▸ CHALLENGE: Omit all pictures. Copy the rest of the material exactly.

**** EXERCISE MATERIALS

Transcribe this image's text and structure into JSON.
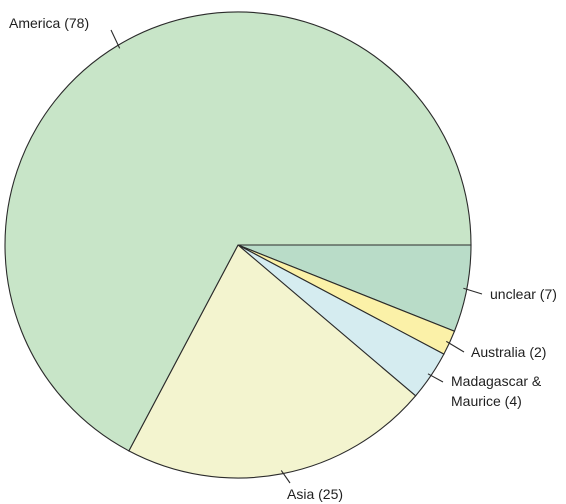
{
  "chart_data": {
    "type": "pie",
    "title": "",
    "legend": "none",
    "slices": [
      {
        "label": "unclear (7)",
        "value": 7,
        "color": "#b9dcc8"
      },
      {
        "label": "Australia (2)",
        "value": 2,
        "color": "#fbf1a8"
      },
      {
        "label": "Madagascar & Maurice (4)",
        "label_lines": [
          "Madagascar &",
          "Maurice (4)"
        ],
        "value": 4,
        "color": "#d5ecf0"
      },
      {
        "label": "Asia (25)",
        "value": 25,
        "color": "#f3f4cf"
      },
      {
        "label": "America (78)",
        "value": 78,
        "color": "#c8e5c8"
      }
    ]
  }
}
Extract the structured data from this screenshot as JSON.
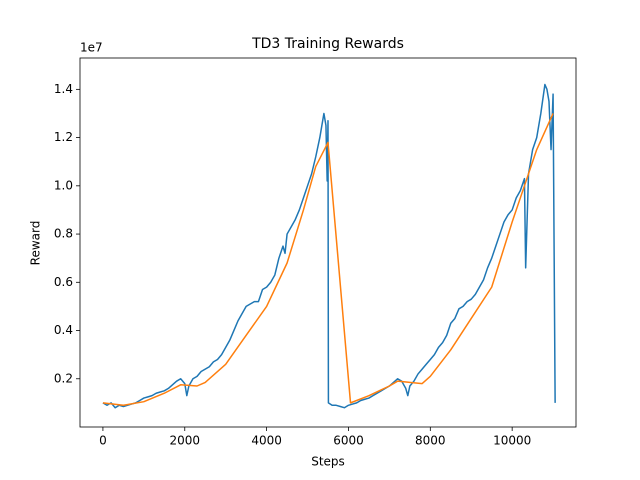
{
  "chart_data": {
    "type": "line",
    "title": "TD3 Training Rewards",
    "xlabel": "Steps",
    "ylabel": "Reward",
    "y_offset_label": "1e7",
    "xlim": [
      -560,
      11560
    ],
    "ylim": [
      0.0,
      1.53
    ],
    "xticks": [
      0,
      2000,
      4000,
      6000,
      8000,
      10000
    ],
    "yticks": [
      0.2,
      0.4,
      0.6,
      0.8,
      {
        "value": 1,
        "label": "1.0"
      },
      1.2,
      1.4
    ],
    "series": [
      {
        "color": "#1f77b4",
        "x": [
          0,
          100,
          200,
          300,
          400,
          500,
          600,
          700,
          800,
          900,
          1000,
          1100,
          1200,
          1300,
          1400,
          1500,
          1600,
          1700,
          1800,
          1900,
          2000,
          2050,
          2100,
          2200,
          2300,
          2400,
          2500,
          2600,
          2700,
          2800,
          2900,
          3000,
          3100,
          3200,
          3300,
          3400,
          3500,
          3600,
          3700,
          3800,
          3900,
          4000,
          4100,
          4200,
          4300,
          4400,
          4450,
          4500,
          4600,
          4700,
          4800,
          4900,
          5000,
          5100,
          5200,
          5300,
          5350,
          5400,
          5450,
          5480,
          5500,
          5510,
          5600,
          5700,
          5800,
          5900,
          6000,
          6100,
          6200,
          6300,
          6400,
          6500,
          6600,
          6700,
          6800,
          6900,
          7000,
          7100,
          7200,
          7300,
          7400,
          7450,
          7500,
          7600,
          7700,
          7800,
          7900,
          8000,
          8100,
          8200,
          8300,
          8400,
          8500,
          8600,
          8700,
          8800,
          8900,
          9000,
          9100,
          9200,
          9300,
          9400,
          9500,
          9600,
          9700,
          9800,
          9900,
          10000,
          10100,
          10200,
          10300,
          10330,
          10400,
          10500,
          10600,
          10700,
          10800,
          10850,
          10900,
          10950,
          11000,
          11050
        ],
        "values": [
          0.1,
          0.09,
          0.1,
          0.08,
          0.09,
          0.085,
          0.09,
          0.095,
          0.1,
          0.11,
          0.12,
          0.125,
          0.13,
          0.14,
          0.145,
          0.15,
          0.16,
          0.175,
          0.19,
          0.2,
          0.18,
          0.13,
          0.17,
          0.2,
          0.21,
          0.23,
          0.24,
          0.25,
          0.27,
          0.28,
          0.3,
          0.33,
          0.36,
          0.4,
          0.44,
          0.47,
          0.5,
          0.51,
          0.52,
          0.52,
          0.57,
          0.58,
          0.6,
          0.63,
          0.7,
          0.75,
          0.72,
          0.8,
          0.83,
          0.86,
          0.9,
          0.95,
          1.0,
          1.05,
          1.12,
          1.2,
          1.25,
          1.3,
          1.25,
          1.02,
          1.27,
          0.1,
          0.09,
          0.09,
          0.085,
          0.08,
          0.09,
          0.095,
          0.1,
          0.11,
          0.115,
          0.12,
          0.13,
          0.14,
          0.15,
          0.16,
          0.17,
          0.185,
          0.2,
          0.19,
          0.16,
          0.13,
          0.17,
          0.19,
          0.22,
          0.24,
          0.26,
          0.28,
          0.3,
          0.33,
          0.35,
          0.38,
          0.43,
          0.45,
          0.49,
          0.5,
          0.52,
          0.53,
          0.55,
          0.58,
          0.61,
          0.66,
          0.7,
          0.75,
          0.8,
          0.85,
          0.88,
          0.9,
          0.95,
          0.98,
          1.03,
          0.66,
          1.05,
          1.15,
          1.2,
          1.3,
          1.42,
          1.4,
          1.35,
          1.15,
          1.38,
          0.1
        ]
      },
      {
        "color": "#ff7f0e",
        "x": [
          0,
          500,
          1000,
          1500,
          1900,
          2300,
          2500,
          3000,
          3500,
          4000,
          4500,
          4900,
          5200,
          5500,
          6050,
          6500,
          7000,
          7200,
          7800,
          8000,
          8500,
          9000,
          9500,
          10000,
          10300,
          10600,
          11000
        ],
        "values": [
          0.1,
          0.09,
          0.105,
          0.14,
          0.175,
          0.17,
          0.185,
          0.26,
          0.38,
          0.5,
          0.68,
          0.9,
          1.08,
          1.18,
          0.1,
          0.13,
          0.17,
          0.19,
          0.18,
          0.21,
          0.32,
          0.45,
          0.58,
          0.85,
          1.0,
          1.15,
          1.3
        ]
      }
    ]
  }
}
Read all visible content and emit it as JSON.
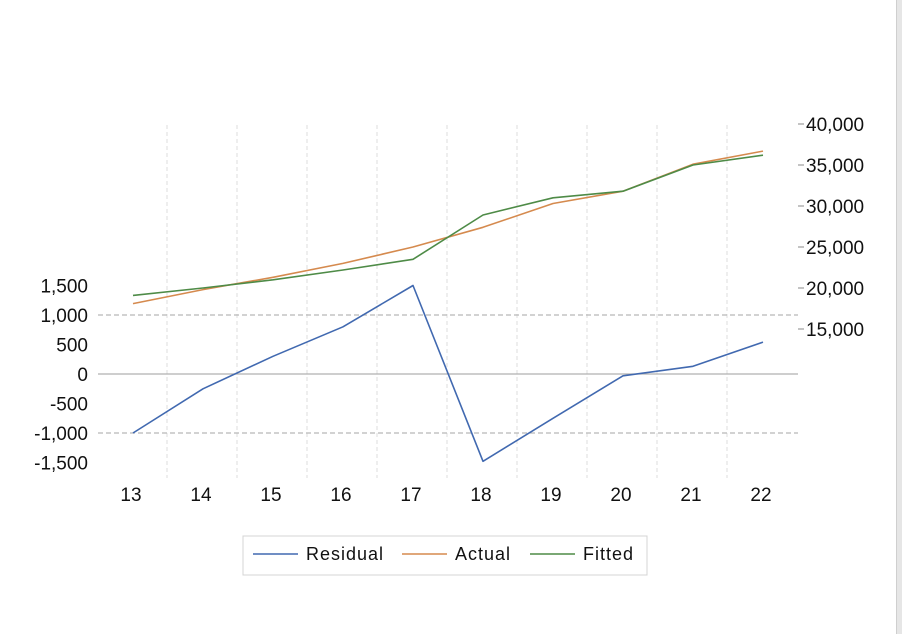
{
  "chart_data": {
    "type": "line",
    "x": [
      13,
      14,
      15,
      16,
      17,
      18,
      19,
      20,
      21,
      22
    ],
    "series": [
      {
        "name": "Residual",
        "axis": "left",
        "color": "#4169b0",
        "values": [
          -1000,
          -250,
          300,
          800,
          1500,
          -1480,
          -750,
          -30,
          130,
          540
        ]
      },
      {
        "name": "Actual",
        "axis": "right",
        "color": "#d58a4e",
        "values": [
          18100,
          19800,
          21300,
          23000,
          25000,
          27400,
          30300,
          31800,
          35100,
          36700
        ]
      },
      {
        "name": "Fitted",
        "axis": "right",
        "color": "#4e8b47",
        "values": [
          19100,
          20000,
          21000,
          22200,
          23500,
          28900,
          31000,
          31800,
          35000,
          36200
        ]
      }
    ],
    "left_axis": {
      "ticks": [
        -1500,
        -1000,
        -500,
        0,
        500,
        1000,
        1500
      ],
      "tick_labels": [
        "-1,500",
        "-1,000",
        "-500",
        "0",
        "500",
        "1,000",
        "1,500"
      ]
    },
    "right_axis": {
      "ticks": [
        15000,
        20000,
        25000,
        30000,
        35000,
        40000
      ],
      "tick_labels": [
        "15,000",
        "20,000",
        "25,000",
        "30,000",
        "35,000",
        "40,000"
      ]
    },
    "x_tick_labels": [
      "13",
      "14",
      "15",
      "16",
      "17",
      "18",
      "19",
      "20",
      "21",
      "22"
    ],
    "grid": true,
    "legend_position": "bottom",
    "legend": [
      "Residual",
      "Actual",
      "Fitted"
    ]
  }
}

********

▸ EXPECTED OUTPUT:
Transcribe this image's text and structure into JSON.
{
  "chart_data": {
    "type": "pie",
    "title": "",
    "legend": "none",
    "slices": [
      {
        "label": "unclear (7)",
        "value": 7,
        "color": "#b9dcc8"
      },
      {
        "label": "Australia (2)",
        "value": 2,
        "color": "#fbf1a8"
      },
      {
        "label": "Madagascar & Maurice (4)",
        "label_lines": [
          "Madagascar &",
          "Maurice (4)"
        ],
        "value": 4,
        "color": "#d5ecf0"
      },
      {
        "label": "Asia (25)",
        "value": 25,
        "color": "#f3f4cf"
      },
      {
        "label": "America (78)",
        "value": 78,
        "color": "#c8e5c8"
      }
    ]
  }
}
Extract the structured data from this screenshot as JSON.
{
  "chart_data": {
    "type": "line",
    "title": "TD3 Training Rewards",
    "xlabel": "Steps",
    "ylabel": "Reward",
    "y_offset_label": "1e7",
    "xlim": [
      -560,
      11560
    ],
    "ylim": [
      0.0,
      1.53
    ],
    "xticks": [
      0,
      2000,
      4000,
      6000,
      8000,
      10000
    ],
    "yticks": [
      0.2,
      0.4,
      0.6,
      0.8,
      {
        "value": 1,
        "label": "1.0"
      },
      1.2,
      1.4
    ],
    "series": [
      {
        "color": "#1f77b4",
        "x": [
          0,
          100,
          200,
          300,
          400,
          500,
          600,
          700,
          800,
          900,
          1000,
          1100,
          1200,
          1300,
          1400,
          1500,
          1600,
          1700,
          1800,
          1900,
          2000,
          2050,
          2100,
          2200,
          2300,
          2400,
          2500,
          2600,
          2700,
          2800,
          2900,
          3000,
          3100,
          3200,
          3300,
          3400,
          3500,
          3600,
          3700,
          3800,
          3900,
          4000,
          4100,
          4200,
          4300,
          4400,
          4450,
          4500,
          4600,
          4700,
          4800,
          4900,
          5000,
          5100,
          5200,
          5300,
          5350,
          5400,
          5450,
          5480,
          5500,
          5510,
          5600,
          5700,
          5800,
          5900,
          6000,
          6100,
          6200,
          6300,
          6400,
          6500,
          6600,
          6700,
          6800,
          6900,
          7000,
          7100,
          7200,
          7300,
          7400,
          7450,
          7500,
          7600,
          7700,
          7800,
          7900,
          8000,
          8100,
          8200,
          8300,
          8400,
          8500,
          8600,
          8700,
          8800,
          8900,
          9000,
          9100,
          9200,
          9300,
          9400,
          9500,
          9600,
          9700,
          9800,
          9900,
          10000,
          10100,
          10200,
          10300,
          10330,
          10400,
          10500,
          10600,
          10700,
          10800,
          10850,
          10900,
          10950,
          11000,
          11050
        ],
        "values": [
          0.1,
          0.09,
          0.1,
          0.08,
          0.09,
          0.085,
          0.09,
          0.095,
          0.1,
          0.11,
          0.12,
          0.125,
          0.13,
          0.14,
          0.145,
          0.15,
          0.16,
          0.175,
          0.19,
          0.2,
          0.18,
          0.13,
          0.17,
          0.2,
          0.21,
          0.23,
          0.24,
          0.25,
          0.27,
          0.28,
          0.3,
          0.33,
          0.36,
          0.4,
          0.44,
          0.47,
          0.5,
          0.51,
          0.52,
          0.52,
          0.57,
          0.58,
          0.6,
          0.63,
          0.7,
          0.75,
          0.72,
          0.8,
          0.83,
          0.86,
          0.9,
          0.95,
          1.0,
          1.05,
          1.12,
          1.2,
          1.25,
          1.3,
          1.25,
          1.02,
          1.27,
          0.1,
          0.09,
          0.09,
          0.085,
          0.08,
          0.09,
          0.095,
          0.1,
          0.11,
          0.115,
          0.12,
          0.13,
          0.14,
          0.15,
          0.16,
          0.17,
          0.185,
          0.2,
          0.19,
          0.16,
          0.13,
          0.17,
          0.19,
          0.22,
          0.24,
          0.26,
          0.28,
          0.3,
          0.33,
          0.35,
          0.38,
          0.43,
          0.45,
          0.49,
          0.5,
          0.52,
          0.53,
          0.55,
          0.58,
          0.61,
          0.66,
          0.7,
          0.75,
          0.8,
          0.85,
          0.88,
          0.9,
          0.95,
          0.98,
          1.03,
          0.66,
          1.05,
          1.15,
          1.2,
          1.3,
          1.42,
          1.4,
          1.35,
          1.15,
          1.38,
          0.1
        ]
      },
      {
        "color": "#ff7f0e",
        "x": [
          0,
          500,
          1000,
          1500,
          1900,
          2300,
          2500,
          3000,
          3500,
          4000,
          4500,
          4900,
          5200,
          5500,
          6050,
          6500,
          7000,
          7200,
          7800,
          8000,
          8500,
          9000,
          9500,
          10000,
          10300,
          10600,
          11000
        ],
        "values": [
          0.1,
          0.09,
          0.105,
          0.14,
          0.175,
          0.17,
          0.185,
          0.26,
          0.38,
          0.5,
          0.68,
          0.9,
          1.08,
          1.18,
          0.1,
          0.13,
          0.17,
          0.19,
          0.18,
          0.21,
          0.32,
          0.45,
          0.58,
          0.85,
          1.0,
          1.15,
          1.3
        ]
      }
    ]
  }
}
Read all visible content and emit it as JSON.
{
  "chart_data": {
    "type": "line",
    "x": [
      13,
      14,
      15,
      16,
      17,
      18,
      19,
      20,
      21,
      22
    ],
    "series": [
      {
        "name": "Residual",
        "axis": "left",
        "color": "#4169b0",
        "values": [
          -1000,
          -250,
          300,
          800,
          1500,
          -1480,
          -750,
          -30,
          130,
          540
        ]
      },
      {
        "name": "Actual",
        "axis": "right",
        "color": "#d58a4e",
        "values": [
          18100,
          19800,
          21300,
          23000,
          25000,
          27400,
          30300,
          31800,
          35100,
          36700
        ]
      },
      {
        "name": "Fitted",
        "axis": "right",
        "color": "#4e8b47",
        "values": [
          19100,
          20000,
          21000,
          22200,
          23500,
          28900,
          31000,
          31800,
          35000,
          36200
        ]
      }
    ],
    "left_axis": {
      "ticks": [
        -1500,
        -1000,
        -500,
        0,
        500,
        1000,
        1500
      ],
      "tick_labels": [
        "-1,500",
        "-1,000",
        "-500",
        "0",
        "500",
        "1,000",
        "1,500"
      ]
    },
    "right_axis": {
      "ticks": [
        15000,
        20000,
        25000,
        30000,
        35000,
        40000
      ],
      "tick_labels": [
        "15,000",
        "20,000",
        "25,000",
        "30,000",
        "35,000",
        "40,000"
      ]
    },
    "x_tick_labels": [
      "13",
      "14",
      "15",
      "16",
      "17",
      "18",
      "19",
      "20",
      "21",
      "22"
    ],
    "grid": true,
    "legend_position": "bottom",
    "legend": [
      "Residual",
      "Actual",
      "Fitted"
    ]
  }
}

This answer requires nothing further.